Work to be completed: Copy every line of the data below, keeping each character and the line order unchanged.

▽

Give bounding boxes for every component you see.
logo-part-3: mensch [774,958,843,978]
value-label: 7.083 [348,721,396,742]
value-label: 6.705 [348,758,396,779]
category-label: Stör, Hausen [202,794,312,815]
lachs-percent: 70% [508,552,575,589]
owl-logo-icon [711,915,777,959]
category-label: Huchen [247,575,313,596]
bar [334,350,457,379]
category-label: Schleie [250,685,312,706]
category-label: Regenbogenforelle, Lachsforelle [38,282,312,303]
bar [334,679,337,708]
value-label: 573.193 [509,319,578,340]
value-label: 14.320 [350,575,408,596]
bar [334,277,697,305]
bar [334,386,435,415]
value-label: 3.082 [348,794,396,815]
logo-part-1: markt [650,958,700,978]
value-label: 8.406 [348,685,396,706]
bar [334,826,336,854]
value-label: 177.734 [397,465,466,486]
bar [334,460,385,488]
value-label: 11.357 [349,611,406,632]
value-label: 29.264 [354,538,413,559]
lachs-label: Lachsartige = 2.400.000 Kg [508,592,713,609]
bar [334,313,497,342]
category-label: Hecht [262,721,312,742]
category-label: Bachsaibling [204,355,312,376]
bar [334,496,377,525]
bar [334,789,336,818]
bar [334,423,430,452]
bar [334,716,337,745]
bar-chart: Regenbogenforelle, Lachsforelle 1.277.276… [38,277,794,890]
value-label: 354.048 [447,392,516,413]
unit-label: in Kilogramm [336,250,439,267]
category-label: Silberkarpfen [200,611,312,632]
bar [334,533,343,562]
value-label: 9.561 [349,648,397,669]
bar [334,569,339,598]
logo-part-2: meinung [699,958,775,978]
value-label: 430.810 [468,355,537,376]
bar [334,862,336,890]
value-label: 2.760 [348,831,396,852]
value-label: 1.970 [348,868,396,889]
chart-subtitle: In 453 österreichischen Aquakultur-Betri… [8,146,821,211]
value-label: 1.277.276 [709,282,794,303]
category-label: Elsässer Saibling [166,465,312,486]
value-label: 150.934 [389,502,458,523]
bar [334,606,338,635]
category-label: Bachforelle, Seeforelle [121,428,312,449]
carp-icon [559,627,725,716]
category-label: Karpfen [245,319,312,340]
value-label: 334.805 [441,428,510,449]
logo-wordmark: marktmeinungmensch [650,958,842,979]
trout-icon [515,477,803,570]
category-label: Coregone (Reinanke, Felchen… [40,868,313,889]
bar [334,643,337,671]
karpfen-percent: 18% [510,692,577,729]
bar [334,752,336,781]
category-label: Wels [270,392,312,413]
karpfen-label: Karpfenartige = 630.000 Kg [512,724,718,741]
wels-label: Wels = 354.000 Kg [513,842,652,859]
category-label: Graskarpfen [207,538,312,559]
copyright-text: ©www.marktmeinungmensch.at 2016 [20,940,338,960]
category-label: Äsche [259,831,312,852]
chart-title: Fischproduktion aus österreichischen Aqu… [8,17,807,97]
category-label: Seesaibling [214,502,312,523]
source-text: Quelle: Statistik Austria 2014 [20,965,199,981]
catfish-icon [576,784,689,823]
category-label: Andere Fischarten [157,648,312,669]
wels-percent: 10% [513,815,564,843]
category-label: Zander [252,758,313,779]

△

The response:
Give bounding boxes for every component you see.
logo-part-3: mensch [774,958,843,978]
value-label: 7.083 [348,721,396,742]
value-label: 6.705 [348,758,396,779]
category-label: Stör, Hausen [202,794,312,815]
lachs-percent: 70% [508,552,575,589]
owl-logo-icon [711,915,777,959]
category-label: Huchen [247,575,313,596]
bar [334,350,457,379]
category-label: Schleie [250,685,312,706]
category-label: Regenbogenforelle, Lachsforelle [38,282,312,303]
bar [334,679,337,708]
value-label: 573.193 [509,319,578,340]
value-label: 14.320 [350,575,408,596]
bar [334,277,697,305]
bar [334,386,435,415]
value-label: 3.082 [348,794,396,815]
logo-part-1: markt [650,958,700,978]
value-label: 8.406 [348,685,396,706]
bar [334,826,336,854]
value-label: 177.734 [397,465,466,486]
bar [334,460,385,488]
value-label: 11.357 [349,611,406,632]
value-label: 29.264 [354,538,413,559]
lachs-label: Lachsartige = 2.400.000 Kg [508,592,713,609]
bar [334,313,497,342]
category-label: Hecht [262,721,312,742]
category-label: Bachsaibling [204,355,312,376]
bar [334,496,377,525]
bar [334,789,336,818]
bar [334,423,430,452]
bar [334,716,337,745]
bar-chart: Regenbogenforelle, Lachsforelle 1.277.276… [38,277,794,890]
value-label: 354.048 [447,392,516,413]
unit-label: in Kilogramm [336,250,439,267]
category-label: Silberkarpfen [200,611,312,632]
bar [334,533,343,562]
value-label: 9.561 [349,648,397,669]
bar [334,569,339,598]
logo-part-2: meinung [699,958,775,978]
value-label: 430.810 [468,355,537,376]
bar [334,862,336,890]
value-label: 2.760 [348,831,396,852]
value-label: 1.970 [348,868,396,889]
chart-subtitle: In 453 österreichischen Aquakultur-Betri… [8,146,821,211]
value-label: 1.277.276 [709,282,794,303]
category-label: Elsässer Saibling [166,465,312,486]
value-label: 150.934 [389,502,458,523]
bar [334,606,338,635]
category-label: Bachforelle, Seeforelle [121,428,312,449]
carp-icon [559,627,725,716]
category-label: Karpfen [245,319,312,340]
value-label: 334.805 [441,428,510,449]
logo-wordmark: marktmeinungmensch [650,958,842,979]
trout-icon [515,477,803,570]
category-label: Coregone (Reinanke, Felchen… [40,868,313,889]
bar [334,643,337,671]
karpfen-percent: 18% [510,692,577,729]
bar [334,752,336,781]
category-label: Wels [270,392,312,413]
karpfen-label: Karpfenartige = 630.000 Kg [512,724,718,741]
wels-label: Wels = 354.000 Kg [513,842,652,859]
category-label: Graskarpfen [207,538,312,559]
copyright-text: ©www.marktmeinungmensch.at 2016 [20,940,338,960]
category-label: Äsche [259,831,312,852]
chart-title: Fischproduktion aus österreichischen Aqu… [8,17,807,97]
category-label: Seesaibling [214,502,312,523]
source-text: Quelle: Statistik Austria 2014 [20,965,199,981]
catfish-icon [576,784,689,823]
category-label: Andere Fischarten [157,648,312,669]
wels-percent: 10% [513,815,564,843]
category-label: Zander [252,758,313,779]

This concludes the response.